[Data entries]
--- Begin ---
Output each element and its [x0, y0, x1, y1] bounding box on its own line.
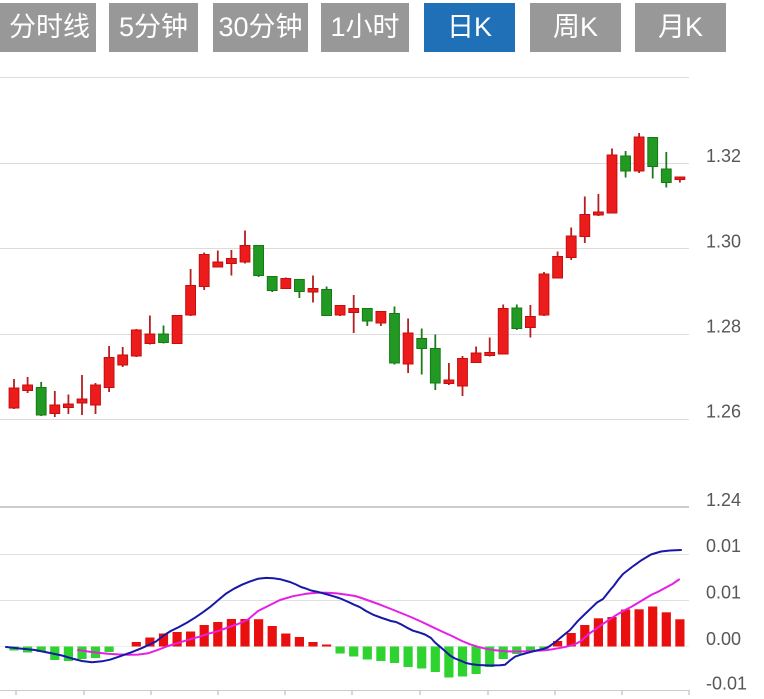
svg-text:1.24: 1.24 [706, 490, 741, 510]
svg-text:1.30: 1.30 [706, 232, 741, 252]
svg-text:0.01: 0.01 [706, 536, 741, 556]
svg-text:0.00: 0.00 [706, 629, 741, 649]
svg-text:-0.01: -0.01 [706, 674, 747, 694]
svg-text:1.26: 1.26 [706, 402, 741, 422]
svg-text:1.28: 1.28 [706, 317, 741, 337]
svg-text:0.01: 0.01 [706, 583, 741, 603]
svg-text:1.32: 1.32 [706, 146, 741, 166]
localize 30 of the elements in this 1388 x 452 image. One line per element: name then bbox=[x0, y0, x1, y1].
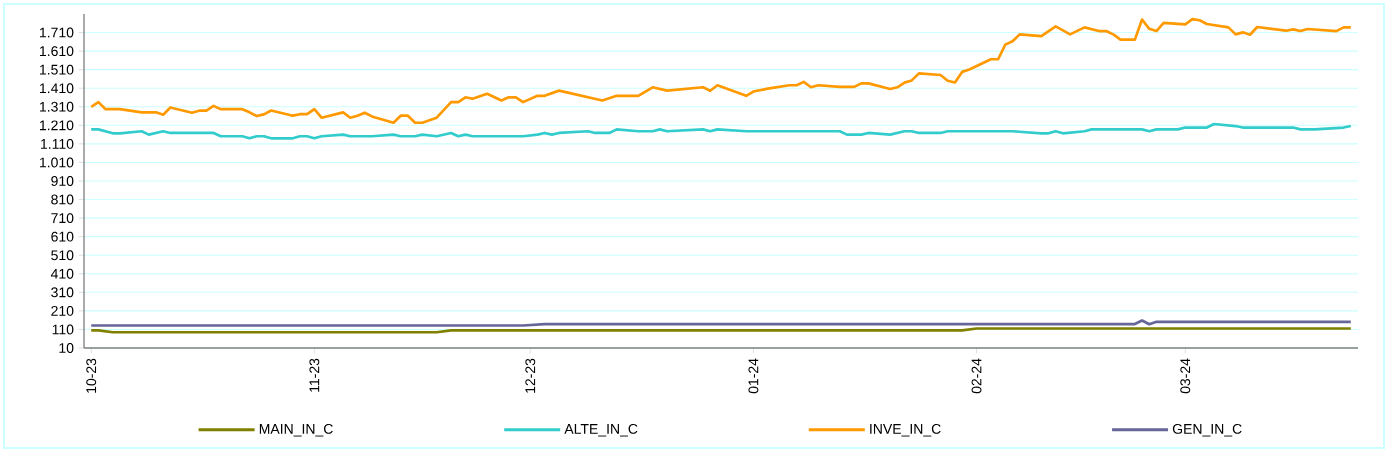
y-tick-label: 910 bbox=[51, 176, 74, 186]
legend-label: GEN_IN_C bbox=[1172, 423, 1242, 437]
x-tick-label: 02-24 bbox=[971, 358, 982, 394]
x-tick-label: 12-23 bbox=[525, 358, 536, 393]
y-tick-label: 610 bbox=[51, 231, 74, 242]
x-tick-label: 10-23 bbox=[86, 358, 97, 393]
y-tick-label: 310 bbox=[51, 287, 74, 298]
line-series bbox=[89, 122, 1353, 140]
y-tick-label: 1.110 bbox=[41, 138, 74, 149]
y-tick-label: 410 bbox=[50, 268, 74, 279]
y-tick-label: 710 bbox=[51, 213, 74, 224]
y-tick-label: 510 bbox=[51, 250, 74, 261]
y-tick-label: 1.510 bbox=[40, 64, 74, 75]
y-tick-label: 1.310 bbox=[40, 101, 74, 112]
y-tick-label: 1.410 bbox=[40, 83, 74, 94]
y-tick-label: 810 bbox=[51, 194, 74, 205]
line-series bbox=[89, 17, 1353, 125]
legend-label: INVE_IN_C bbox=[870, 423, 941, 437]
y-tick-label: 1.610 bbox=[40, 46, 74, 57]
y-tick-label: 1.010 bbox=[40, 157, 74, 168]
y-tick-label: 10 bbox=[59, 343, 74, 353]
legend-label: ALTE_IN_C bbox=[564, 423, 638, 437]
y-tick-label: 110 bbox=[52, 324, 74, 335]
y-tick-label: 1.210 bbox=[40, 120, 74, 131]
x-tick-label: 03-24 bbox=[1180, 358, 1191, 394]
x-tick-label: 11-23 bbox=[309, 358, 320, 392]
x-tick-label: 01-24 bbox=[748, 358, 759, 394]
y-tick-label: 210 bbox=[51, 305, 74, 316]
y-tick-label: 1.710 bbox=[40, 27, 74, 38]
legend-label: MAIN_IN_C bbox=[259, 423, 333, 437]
--- End ---
- **SHORT PROBLEM**
Output the lines from the one containing "y-tick-label: 910 bbox=[51, 176, 74, 186]" through the one containing "legend-label: INVE_IN_C bbox=[870, 423, 941, 437]", both included, as a JSON list of strings with one string per line and blank lines left out.

- **SOLUTION TO THIS EXERCISE**
[
  "y-tick-label: 910 bbox=[51, 176, 74, 186]",
  "legend-label: GEN_IN_C bbox=[1172, 423, 1242, 437]",
  "x-tick-label: 02-24 bbox=[971, 358, 982, 394]",
  "x-tick-label: 12-23 bbox=[525, 358, 536, 393]",
  "y-tick-label: 610 bbox=[51, 231, 74, 242]",
  "x-tick-label: 10-23 bbox=[86, 358, 97, 393]",
  "y-tick-label: 310 bbox=[51, 287, 74, 298]",
  "line-series bbox=[89, 122, 1353, 140]",
  "y-tick-label: 1.110 bbox=[41, 138, 74, 149]",
  "y-tick-label: 410 bbox=[50, 268, 74, 279]",
  "y-tick-label: 710 bbox=[51, 213, 74, 224]",
  "y-tick-label: 510 bbox=[51, 250, 74, 261]",
  "y-tick-label: 1.510 bbox=[40, 64, 74, 75]",
  "y-tick-label: 1.310 bbox=[40, 101, 74, 112]",
  "y-tick-label: 1.410 bbox=[40, 83, 74, 94]",
  "y-tick-label: 810 bbox=[51, 194, 74, 205]",
  "line-series bbox=[89, 17, 1353, 125]",
  "legend-label: INVE_IN_C bbox=[870, 423, 941, 437]"
]